What the task asks: Reproduce verbatim the stretch of the material from its start through the line containing "stat-value-right: 0.11 [434, 304, 480, 332]", including that line, and nothing beyond it.

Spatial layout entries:
....................
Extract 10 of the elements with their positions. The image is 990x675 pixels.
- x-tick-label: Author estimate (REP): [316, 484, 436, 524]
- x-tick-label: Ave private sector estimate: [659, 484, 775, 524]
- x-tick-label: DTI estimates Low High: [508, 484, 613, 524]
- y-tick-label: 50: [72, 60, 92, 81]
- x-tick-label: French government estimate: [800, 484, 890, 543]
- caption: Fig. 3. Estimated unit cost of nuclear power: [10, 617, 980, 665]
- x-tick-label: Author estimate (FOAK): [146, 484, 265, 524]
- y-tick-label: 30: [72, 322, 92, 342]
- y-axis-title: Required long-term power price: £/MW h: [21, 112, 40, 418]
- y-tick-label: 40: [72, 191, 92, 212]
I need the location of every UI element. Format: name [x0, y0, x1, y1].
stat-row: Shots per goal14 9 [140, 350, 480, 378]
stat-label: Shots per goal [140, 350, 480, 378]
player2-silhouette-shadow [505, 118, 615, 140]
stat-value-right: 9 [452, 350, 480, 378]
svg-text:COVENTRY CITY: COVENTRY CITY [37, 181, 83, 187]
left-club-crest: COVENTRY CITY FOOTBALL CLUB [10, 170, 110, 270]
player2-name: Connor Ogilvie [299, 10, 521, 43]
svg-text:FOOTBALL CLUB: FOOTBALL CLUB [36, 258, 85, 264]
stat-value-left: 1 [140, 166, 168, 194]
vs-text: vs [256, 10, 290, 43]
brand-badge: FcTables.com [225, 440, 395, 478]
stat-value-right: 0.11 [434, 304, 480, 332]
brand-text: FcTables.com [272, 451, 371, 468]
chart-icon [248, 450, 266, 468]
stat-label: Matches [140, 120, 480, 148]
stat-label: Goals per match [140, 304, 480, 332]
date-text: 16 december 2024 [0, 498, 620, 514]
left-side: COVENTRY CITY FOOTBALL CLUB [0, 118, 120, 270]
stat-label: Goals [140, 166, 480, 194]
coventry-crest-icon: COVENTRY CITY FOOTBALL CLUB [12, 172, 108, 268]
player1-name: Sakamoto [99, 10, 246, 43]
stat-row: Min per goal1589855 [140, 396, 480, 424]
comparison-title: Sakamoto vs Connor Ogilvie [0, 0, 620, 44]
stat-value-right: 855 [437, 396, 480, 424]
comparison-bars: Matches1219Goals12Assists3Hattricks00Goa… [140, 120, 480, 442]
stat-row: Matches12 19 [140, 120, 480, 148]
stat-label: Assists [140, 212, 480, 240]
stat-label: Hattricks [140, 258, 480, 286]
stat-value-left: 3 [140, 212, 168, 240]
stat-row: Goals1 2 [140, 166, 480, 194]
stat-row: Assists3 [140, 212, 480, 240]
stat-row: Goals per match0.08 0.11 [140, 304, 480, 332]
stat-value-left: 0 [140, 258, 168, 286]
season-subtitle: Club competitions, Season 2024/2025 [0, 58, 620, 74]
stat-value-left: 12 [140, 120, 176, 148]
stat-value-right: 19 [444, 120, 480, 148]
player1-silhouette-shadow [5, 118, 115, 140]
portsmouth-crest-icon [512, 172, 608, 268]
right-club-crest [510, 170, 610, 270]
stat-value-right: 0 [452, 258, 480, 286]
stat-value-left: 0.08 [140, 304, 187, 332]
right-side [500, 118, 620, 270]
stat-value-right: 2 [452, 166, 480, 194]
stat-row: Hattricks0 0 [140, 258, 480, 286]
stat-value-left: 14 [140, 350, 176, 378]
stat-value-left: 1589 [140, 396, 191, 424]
....................
Reply:
Extract 10 of the elements with their positions. The image is 990x675 pixels.
- x-tick-label: Author estimate (REP): [316, 484, 436, 524]
- x-tick-label: Ave private sector estimate: [659, 484, 775, 524]
- x-tick-label: DTI estimates Low High: [508, 484, 613, 524]
- y-tick-label: 50: [72, 60, 92, 81]
- x-tick-label: French government estimate: [800, 484, 890, 543]
- caption: Fig. 3. Estimated unit cost of nuclear power: [10, 617, 980, 665]
- x-tick-label: Author estimate (FOAK): [146, 484, 265, 524]
- y-tick-label: 30: [72, 322, 92, 342]
- y-axis-title: Required long-term power price: £/MW h: [21, 112, 40, 418]
- y-tick-label: 40: [72, 191, 92, 212]
I need the location of every UI element. Format: name [x0, y0, x1, y1].
stat-row: Shots per goal14 9 [140, 350, 480, 378]
stat-label: Shots per goal [140, 350, 480, 378]
player2-silhouette-shadow [505, 118, 615, 140]
stat-value-right: 9 [452, 350, 480, 378]
svg-text:COVENTRY CITY: COVENTRY CITY [37, 181, 83, 187]
left-club-crest: COVENTRY CITY FOOTBALL CLUB [10, 170, 110, 270]
player2-name: Connor Ogilvie [299, 10, 521, 43]
svg-text:FOOTBALL CLUB: FOOTBALL CLUB [36, 258, 85, 264]
stat-value-left: 1 [140, 166, 168, 194]
vs-text: vs [256, 10, 290, 43]
brand-badge: FcTables.com [225, 440, 395, 478]
stat-value-right: 0.11 [434, 304, 480, 332]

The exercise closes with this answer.